___ Items ___

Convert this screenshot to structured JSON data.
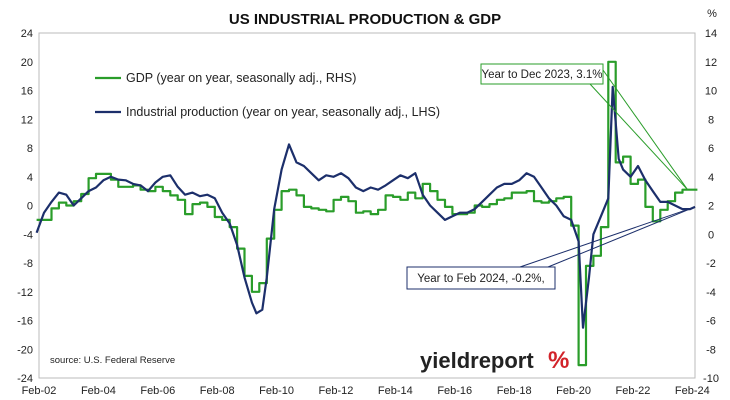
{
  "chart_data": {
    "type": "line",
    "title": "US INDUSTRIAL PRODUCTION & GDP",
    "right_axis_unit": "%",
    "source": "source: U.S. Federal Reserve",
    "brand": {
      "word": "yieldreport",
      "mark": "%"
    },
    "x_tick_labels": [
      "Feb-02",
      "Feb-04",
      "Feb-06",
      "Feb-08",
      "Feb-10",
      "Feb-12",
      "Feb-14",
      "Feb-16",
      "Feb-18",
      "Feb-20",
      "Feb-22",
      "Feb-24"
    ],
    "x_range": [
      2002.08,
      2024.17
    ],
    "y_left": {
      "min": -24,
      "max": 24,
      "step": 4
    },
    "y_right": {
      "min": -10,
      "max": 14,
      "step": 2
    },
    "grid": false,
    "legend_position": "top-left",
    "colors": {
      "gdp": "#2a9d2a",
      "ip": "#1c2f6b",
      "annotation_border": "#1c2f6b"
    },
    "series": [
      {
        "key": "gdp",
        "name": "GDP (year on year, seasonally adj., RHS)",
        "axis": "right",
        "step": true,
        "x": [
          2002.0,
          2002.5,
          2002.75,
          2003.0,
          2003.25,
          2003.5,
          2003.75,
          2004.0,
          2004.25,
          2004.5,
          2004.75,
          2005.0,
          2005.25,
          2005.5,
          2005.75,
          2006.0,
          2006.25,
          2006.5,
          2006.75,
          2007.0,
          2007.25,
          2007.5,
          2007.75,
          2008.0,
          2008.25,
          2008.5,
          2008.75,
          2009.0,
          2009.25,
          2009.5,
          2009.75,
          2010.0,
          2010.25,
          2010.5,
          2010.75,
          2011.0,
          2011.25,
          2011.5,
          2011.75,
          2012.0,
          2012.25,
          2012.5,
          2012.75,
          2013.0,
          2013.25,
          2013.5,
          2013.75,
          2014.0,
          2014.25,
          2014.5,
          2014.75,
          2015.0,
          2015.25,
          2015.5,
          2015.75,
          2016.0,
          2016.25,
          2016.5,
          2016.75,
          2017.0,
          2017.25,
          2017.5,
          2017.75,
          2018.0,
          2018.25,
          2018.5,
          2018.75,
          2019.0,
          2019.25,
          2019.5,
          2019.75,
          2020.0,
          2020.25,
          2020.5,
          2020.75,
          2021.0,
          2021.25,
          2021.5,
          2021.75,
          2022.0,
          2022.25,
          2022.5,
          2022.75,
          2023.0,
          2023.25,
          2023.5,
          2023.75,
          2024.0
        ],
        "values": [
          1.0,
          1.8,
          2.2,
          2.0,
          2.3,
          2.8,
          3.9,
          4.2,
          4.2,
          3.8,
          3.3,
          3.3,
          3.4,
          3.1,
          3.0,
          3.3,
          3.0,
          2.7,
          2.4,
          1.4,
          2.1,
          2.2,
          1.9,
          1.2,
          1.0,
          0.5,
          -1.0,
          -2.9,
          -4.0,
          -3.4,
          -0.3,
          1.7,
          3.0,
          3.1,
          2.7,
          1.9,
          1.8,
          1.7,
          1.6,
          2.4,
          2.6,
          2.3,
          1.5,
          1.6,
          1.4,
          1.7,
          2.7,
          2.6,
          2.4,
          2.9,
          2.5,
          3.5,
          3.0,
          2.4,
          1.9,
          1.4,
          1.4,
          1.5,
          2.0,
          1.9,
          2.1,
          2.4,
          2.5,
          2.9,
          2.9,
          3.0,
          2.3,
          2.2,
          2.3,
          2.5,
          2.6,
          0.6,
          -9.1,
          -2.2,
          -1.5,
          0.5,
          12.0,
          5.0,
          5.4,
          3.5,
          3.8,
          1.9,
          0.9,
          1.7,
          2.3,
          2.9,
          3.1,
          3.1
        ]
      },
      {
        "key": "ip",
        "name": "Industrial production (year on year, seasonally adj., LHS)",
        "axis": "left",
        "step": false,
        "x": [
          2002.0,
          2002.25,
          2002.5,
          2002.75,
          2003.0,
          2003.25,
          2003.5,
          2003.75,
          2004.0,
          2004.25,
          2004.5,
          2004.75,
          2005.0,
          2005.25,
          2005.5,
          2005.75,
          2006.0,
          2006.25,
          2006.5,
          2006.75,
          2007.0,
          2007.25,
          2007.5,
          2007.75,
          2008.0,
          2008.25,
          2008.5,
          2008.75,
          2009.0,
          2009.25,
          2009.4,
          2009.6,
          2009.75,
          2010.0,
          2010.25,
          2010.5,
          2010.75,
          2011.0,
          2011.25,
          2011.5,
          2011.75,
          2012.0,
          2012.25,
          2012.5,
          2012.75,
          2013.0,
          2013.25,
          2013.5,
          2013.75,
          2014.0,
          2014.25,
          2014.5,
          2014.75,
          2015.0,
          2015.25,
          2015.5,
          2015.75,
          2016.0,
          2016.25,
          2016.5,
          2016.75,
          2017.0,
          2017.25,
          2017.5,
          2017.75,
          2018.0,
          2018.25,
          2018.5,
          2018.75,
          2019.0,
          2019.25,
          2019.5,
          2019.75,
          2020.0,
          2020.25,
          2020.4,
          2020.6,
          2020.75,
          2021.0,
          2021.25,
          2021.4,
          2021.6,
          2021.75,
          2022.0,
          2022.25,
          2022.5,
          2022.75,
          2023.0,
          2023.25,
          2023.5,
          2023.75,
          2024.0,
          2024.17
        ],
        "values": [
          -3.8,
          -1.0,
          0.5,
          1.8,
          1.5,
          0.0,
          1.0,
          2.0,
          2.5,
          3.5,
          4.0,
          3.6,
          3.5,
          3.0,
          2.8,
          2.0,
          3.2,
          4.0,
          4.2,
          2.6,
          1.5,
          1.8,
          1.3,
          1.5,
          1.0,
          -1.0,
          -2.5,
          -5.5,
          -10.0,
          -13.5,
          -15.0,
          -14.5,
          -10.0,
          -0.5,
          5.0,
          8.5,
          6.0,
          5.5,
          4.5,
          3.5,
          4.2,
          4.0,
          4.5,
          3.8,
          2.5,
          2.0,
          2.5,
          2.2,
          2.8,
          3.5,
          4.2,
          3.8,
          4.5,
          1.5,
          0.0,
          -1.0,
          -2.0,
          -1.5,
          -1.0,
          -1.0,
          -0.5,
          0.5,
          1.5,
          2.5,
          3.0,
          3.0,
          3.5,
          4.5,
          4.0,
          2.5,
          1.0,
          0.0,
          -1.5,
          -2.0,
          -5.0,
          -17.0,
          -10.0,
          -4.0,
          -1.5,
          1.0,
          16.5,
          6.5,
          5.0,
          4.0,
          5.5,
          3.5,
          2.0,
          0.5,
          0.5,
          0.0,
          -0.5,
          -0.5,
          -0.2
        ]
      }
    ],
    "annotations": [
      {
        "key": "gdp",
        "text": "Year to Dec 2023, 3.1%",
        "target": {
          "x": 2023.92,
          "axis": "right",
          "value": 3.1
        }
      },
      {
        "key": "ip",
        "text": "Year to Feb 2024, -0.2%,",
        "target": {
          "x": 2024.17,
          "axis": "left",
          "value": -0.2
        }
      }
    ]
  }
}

___

Work instructions: Every record above should be transcribed exactly; the pictures stay out of the copy.

Answer for this exercise:
Convert this screenshot to structured JSON data.
{
  "chart_data": {
    "type": "line",
    "title": "US INDUSTRIAL PRODUCTION & GDP",
    "right_axis_unit": "%",
    "source": "source: U.S. Federal Reserve",
    "brand": {
      "word": "yieldreport",
      "mark": "%"
    },
    "x_tick_labels": [
      "Feb-02",
      "Feb-04",
      "Feb-06",
      "Feb-08",
      "Feb-10",
      "Feb-12",
      "Feb-14",
      "Feb-16",
      "Feb-18",
      "Feb-20",
      "Feb-22",
      "Feb-24"
    ],
    "x_range": [
      2002.08,
      2024.17
    ],
    "y_left": {
      "min": -24,
      "max": 24,
      "step": 4
    },
    "y_right": {
      "min": -10,
      "max": 14,
      "step": 2
    },
    "grid": false,
    "legend_position": "top-left",
    "colors": {
      "gdp": "#2a9d2a",
      "ip": "#1c2f6b",
      "annotation_border": "#1c2f6b"
    },
    "series": [
      {
        "key": "gdp",
        "name": "GDP (year on year, seasonally adj., RHS)",
        "axis": "right",
        "step": true,
        "x": [
          2002.0,
          2002.5,
          2002.75,
          2003.0,
          2003.25,
          2003.5,
          2003.75,
          2004.0,
          2004.25,
          2004.5,
          2004.75,
          2005.0,
          2005.25,
          2005.5,
          2005.75,
          2006.0,
          2006.25,
          2006.5,
          2006.75,
          2007.0,
          2007.25,
          2007.5,
          2007.75,
          2008.0,
          2008.25,
          2008.5,
          2008.75,
          2009.0,
          2009.25,
          2009.5,
          2009.75,
          2010.0,
          2010.25,
          2010.5,
          2010.75,
          2011.0,
          2011.25,
          2011.5,
          2011.75,
          2012.0,
          2012.25,
          2012.5,
          2012.75,
          2013.0,
          2013.25,
          2013.5,
          2013.75,
          2014.0,
          2014.25,
          2014.5,
          2014.75,
          2015.0,
          2015.25,
          2015.5,
          2015.75,
          2016.0,
          2016.25,
          2016.5,
          2016.75,
          2017.0,
          2017.25,
          2017.5,
          2017.75,
          2018.0,
          2018.25,
          2018.5,
          2018.75,
          2019.0,
          2019.25,
          2019.5,
          2019.75,
          2020.0,
          2020.25,
          2020.5,
          2020.75,
          2021.0,
          2021.25,
          2021.5,
          2021.75,
          2022.0,
          2022.25,
          2022.5,
          2022.75,
          2023.0,
          2023.25,
          2023.5,
          2023.75,
          2024.0
        ],
        "values": [
          1.0,
          1.8,
          2.2,
          2.0,
          2.3,
          2.8,
          3.9,
          4.2,
          4.2,
          3.8,
          3.3,
          3.3,
          3.4,
          3.1,
          3.0,
          3.3,
          3.0,
          2.7,
          2.4,
          1.4,
          2.1,
          2.2,
          1.9,
          1.2,
          1.0,
          0.5,
          -1.0,
          -2.9,
          -4.0,
          -3.4,
          -0.3,
          1.7,
          3.0,
          3.1,
          2.7,
          1.9,
          1.8,
          1.7,
          1.6,
          2.4,
          2.6,
          2.3,
          1.5,
          1.6,
          1.4,
          1.7,
          2.7,
          2.6,
          2.4,
          2.9,
          2.5,
          3.5,
          3.0,
          2.4,
          1.9,
          1.4,
          1.4,
          1.5,
          2.0,
          1.9,
          2.1,
          2.4,
          2.5,
          2.9,
          2.9,
          3.0,
          2.3,
          2.2,
          2.3,
          2.5,
          2.6,
          0.6,
          -9.1,
          -2.2,
          -1.5,
          0.5,
          12.0,
          5.0,
          5.4,
          3.5,
          3.8,
          1.9,
          0.9,
          1.7,
          2.3,
          2.9,
          3.1,
          3.1
        ]
      },
      {
        "key": "ip",
        "name": "Industrial production (year on year, seasonally adj., LHS)",
        "axis": "left",
        "step": false,
        "x": [
          2002.0,
          2002.25,
          2002.5,
          2002.75,
          2003.0,
          2003.25,
          2003.5,
          2003.75,
          2004.0,
          2004.25,
          2004.5,
          2004.75,
          2005.0,
          2005.25,
          2005.5,
          2005.75,
          2006.0,
          2006.25,
          2006.5,
          2006.75,
          2007.0,
          2007.25,
          2007.5,
          2007.75,
          2008.0,
          2008.25,
          2008.5,
          2008.75,
          2009.0,
          2009.25,
          2009.4,
          2009.6,
          2009.75,
          2010.0,
          2010.25,
          2010.5,
          2010.75,
          2011.0,
          2011.25,
          2011.5,
          2011.75,
          2012.0,
          2012.25,
          2012.5,
          2012.75,
          2013.0,
          2013.25,
          2013.5,
          2013.75,
          2014.0,
          2014.25,
          2014.5,
          2014.75,
          2015.0,
          2015.25,
          2015.5,
          2015.75,
          2016.0,
          2016.25,
          2016.5,
          2016.75,
          2017.0,
          2017.25,
          2017.5,
          2017.75,
          2018.0,
          2018.25,
          2018.5,
          2018.75,
          2019.0,
          2019.25,
          2019.5,
          2019.75,
          2020.0,
          2020.25,
          2020.4,
          2020.6,
          2020.75,
          2021.0,
          2021.25,
          2021.4,
          2021.6,
          2021.75,
          2022.0,
          2022.25,
          2022.5,
          2022.75,
          2023.0,
          2023.25,
          2023.5,
          2023.75,
          2024.0,
          2024.17
        ],
        "values": [
          -3.8,
          -1.0,
          0.5,
          1.8,
          1.5,
          0.0,
          1.0,
          2.0,
          2.5,
          3.5,
          4.0,
          3.6,
          3.5,
          3.0,
          2.8,
          2.0,
          3.2,
          4.0,
          4.2,
          2.6,
          1.5,
          1.8,
          1.3,
          1.5,
          1.0,
          -1.0,
          -2.5,
          -5.5,
          -10.0,
          -13.5,
          -15.0,
          -14.5,
          -10.0,
          -0.5,
          5.0,
          8.5,
          6.0,
          5.5,
          4.5,
          3.5,
          4.2,
          4.0,
          4.5,
          3.8,
          2.5,
          2.0,
          2.5,
          2.2,
          2.8,
          3.5,
          4.2,
          3.8,
          4.5,
          1.5,
          0.0,
          -1.0,
          -2.0,
          -1.5,
          -1.0,
          -1.0,
          -0.5,
          0.5,
          1.5,
          2.5,
          3.0,
          3.0,
          3.5,
          4.5,
          4.0,
          2.5,
          1.0,
          0.0,
          -1.5,
          -2.0,
          -5.0,
          -17.0,
          -10.0,
          -4.0,
          -1.5,
          1.0,
          16.5,
          6.5,
          5.0,
          4.0,
          5.5,
          3.5,
          2.0,
          0.5,
          0.5,
          0.0,
          -0.5,
          -0.5,
          -0.2
        ]
      }
    ],
    "annotations": [
      {
        "key": "gdp",
        "text": "Year to Dec 2023, 3.1%",
        "target": {
          "x": 2023.92,
          "axis": "right",
          "value": 3.1
        }
      },
      {
        "key": "ip",
        "text": "Year to Feb 2024, -0.2%,",
        "target": {
          "x": 2024.17,
          "axis": "left",
          "value": -0.2
        }
      }
    ]
  }
}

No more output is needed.